Figure contents as structured data
__________________________________________________

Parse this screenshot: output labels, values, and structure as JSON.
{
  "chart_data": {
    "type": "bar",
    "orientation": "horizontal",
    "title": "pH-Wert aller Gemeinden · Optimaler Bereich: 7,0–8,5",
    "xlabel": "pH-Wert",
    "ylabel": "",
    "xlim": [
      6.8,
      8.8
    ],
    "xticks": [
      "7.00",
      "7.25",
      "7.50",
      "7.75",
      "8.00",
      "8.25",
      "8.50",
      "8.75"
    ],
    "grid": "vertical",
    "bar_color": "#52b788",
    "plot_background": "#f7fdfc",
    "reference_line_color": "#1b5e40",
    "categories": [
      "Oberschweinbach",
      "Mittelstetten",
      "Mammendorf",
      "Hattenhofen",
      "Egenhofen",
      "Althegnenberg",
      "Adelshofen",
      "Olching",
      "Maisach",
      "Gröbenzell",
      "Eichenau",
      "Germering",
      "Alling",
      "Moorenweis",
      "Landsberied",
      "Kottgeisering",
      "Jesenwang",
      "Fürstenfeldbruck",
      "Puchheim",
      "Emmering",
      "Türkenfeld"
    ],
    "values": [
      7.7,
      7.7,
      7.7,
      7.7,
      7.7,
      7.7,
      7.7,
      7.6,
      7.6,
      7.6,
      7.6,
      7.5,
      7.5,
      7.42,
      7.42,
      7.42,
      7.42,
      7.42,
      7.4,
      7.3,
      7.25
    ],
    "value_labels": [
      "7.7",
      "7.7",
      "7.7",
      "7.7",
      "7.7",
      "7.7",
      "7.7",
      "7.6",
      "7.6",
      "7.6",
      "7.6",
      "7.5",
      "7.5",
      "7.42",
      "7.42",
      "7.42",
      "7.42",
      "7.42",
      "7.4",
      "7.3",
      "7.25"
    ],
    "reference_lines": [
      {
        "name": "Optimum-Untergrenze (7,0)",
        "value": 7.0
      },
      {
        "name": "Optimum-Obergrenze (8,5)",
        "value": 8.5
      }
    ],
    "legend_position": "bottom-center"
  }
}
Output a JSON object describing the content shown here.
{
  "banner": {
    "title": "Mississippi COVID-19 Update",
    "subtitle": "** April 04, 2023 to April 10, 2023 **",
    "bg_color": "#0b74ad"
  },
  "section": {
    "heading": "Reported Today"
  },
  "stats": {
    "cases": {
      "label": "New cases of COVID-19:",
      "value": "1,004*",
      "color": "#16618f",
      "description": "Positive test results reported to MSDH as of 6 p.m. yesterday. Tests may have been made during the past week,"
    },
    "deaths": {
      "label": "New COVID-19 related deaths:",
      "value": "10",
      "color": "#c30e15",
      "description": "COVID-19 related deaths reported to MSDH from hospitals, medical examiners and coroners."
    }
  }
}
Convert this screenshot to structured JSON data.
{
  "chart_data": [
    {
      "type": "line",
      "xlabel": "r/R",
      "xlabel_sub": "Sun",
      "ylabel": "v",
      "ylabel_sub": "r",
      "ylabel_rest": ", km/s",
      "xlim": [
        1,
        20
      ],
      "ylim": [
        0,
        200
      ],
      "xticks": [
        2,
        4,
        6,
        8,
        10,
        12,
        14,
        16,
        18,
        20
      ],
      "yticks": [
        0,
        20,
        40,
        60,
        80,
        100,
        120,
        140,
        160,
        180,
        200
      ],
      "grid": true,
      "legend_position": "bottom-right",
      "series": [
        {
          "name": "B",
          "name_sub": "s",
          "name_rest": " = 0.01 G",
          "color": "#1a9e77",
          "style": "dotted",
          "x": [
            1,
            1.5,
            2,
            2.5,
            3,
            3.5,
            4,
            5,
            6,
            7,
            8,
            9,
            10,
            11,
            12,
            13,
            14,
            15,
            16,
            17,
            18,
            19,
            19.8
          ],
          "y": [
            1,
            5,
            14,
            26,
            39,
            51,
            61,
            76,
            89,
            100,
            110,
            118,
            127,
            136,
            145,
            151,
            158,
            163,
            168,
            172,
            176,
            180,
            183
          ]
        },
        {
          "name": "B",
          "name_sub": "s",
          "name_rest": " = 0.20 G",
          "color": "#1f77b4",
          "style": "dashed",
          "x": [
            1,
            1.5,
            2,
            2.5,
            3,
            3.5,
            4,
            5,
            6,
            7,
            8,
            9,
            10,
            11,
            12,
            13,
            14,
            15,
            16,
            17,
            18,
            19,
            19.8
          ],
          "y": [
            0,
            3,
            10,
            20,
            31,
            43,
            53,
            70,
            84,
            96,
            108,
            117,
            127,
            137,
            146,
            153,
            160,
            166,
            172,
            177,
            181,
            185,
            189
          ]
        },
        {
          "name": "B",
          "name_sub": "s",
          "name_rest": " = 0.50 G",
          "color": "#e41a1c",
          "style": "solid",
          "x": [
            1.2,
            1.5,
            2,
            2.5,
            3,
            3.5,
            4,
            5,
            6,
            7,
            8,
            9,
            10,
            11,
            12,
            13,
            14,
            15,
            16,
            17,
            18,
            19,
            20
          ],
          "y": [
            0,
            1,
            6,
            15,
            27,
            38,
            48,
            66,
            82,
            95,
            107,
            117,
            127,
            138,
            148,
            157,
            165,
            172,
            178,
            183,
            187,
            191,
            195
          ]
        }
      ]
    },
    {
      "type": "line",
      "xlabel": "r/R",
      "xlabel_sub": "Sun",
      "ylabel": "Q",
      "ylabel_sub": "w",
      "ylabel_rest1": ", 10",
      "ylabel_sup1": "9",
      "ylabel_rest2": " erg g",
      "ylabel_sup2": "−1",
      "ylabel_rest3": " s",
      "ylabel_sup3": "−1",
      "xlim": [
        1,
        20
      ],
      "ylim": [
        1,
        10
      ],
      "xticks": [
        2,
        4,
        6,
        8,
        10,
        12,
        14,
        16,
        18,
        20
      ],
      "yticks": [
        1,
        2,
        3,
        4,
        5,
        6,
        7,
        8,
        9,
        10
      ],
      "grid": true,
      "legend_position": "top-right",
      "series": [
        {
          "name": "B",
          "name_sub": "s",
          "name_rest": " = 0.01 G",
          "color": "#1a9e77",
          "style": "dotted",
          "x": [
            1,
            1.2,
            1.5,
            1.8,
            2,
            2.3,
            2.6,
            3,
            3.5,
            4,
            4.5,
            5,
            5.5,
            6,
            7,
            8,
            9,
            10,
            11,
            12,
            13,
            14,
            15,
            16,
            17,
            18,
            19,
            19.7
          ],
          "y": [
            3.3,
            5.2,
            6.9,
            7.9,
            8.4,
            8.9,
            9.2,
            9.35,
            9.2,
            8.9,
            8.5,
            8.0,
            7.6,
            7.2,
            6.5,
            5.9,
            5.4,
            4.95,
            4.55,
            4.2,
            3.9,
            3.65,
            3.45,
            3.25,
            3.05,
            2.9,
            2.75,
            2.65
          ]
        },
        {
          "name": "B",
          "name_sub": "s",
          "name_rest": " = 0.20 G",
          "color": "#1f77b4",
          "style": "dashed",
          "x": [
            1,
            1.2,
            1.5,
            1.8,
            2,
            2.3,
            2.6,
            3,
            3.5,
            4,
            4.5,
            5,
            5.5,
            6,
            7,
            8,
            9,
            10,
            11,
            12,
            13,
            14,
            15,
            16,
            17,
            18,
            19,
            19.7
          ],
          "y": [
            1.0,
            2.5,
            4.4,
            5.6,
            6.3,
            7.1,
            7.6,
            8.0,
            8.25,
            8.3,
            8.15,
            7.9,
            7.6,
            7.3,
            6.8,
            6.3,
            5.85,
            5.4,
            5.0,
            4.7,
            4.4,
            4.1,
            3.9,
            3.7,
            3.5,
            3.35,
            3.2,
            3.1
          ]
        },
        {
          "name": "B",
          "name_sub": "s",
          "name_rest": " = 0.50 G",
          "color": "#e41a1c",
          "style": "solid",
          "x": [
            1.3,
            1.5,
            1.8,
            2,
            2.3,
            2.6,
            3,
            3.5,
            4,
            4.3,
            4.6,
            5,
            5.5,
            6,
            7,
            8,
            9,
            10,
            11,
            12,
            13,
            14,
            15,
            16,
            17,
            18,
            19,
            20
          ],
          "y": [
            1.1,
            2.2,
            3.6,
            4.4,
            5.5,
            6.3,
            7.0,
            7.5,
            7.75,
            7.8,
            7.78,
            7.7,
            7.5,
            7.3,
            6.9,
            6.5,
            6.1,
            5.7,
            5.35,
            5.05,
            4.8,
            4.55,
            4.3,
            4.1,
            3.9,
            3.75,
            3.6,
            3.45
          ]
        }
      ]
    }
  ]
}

__________________________________________________

§ **Set problem**: Copy each line of the records containing the string "MSDH".

§ **Exercise answer**:
      "description": "Positive test results reported to MSDH as of 6 p.m. yesterday. Tests may have been made during the past week,"
      "description": "COVID-19 related deaths reported to MSDH from hospitals, medical examiners and coroners."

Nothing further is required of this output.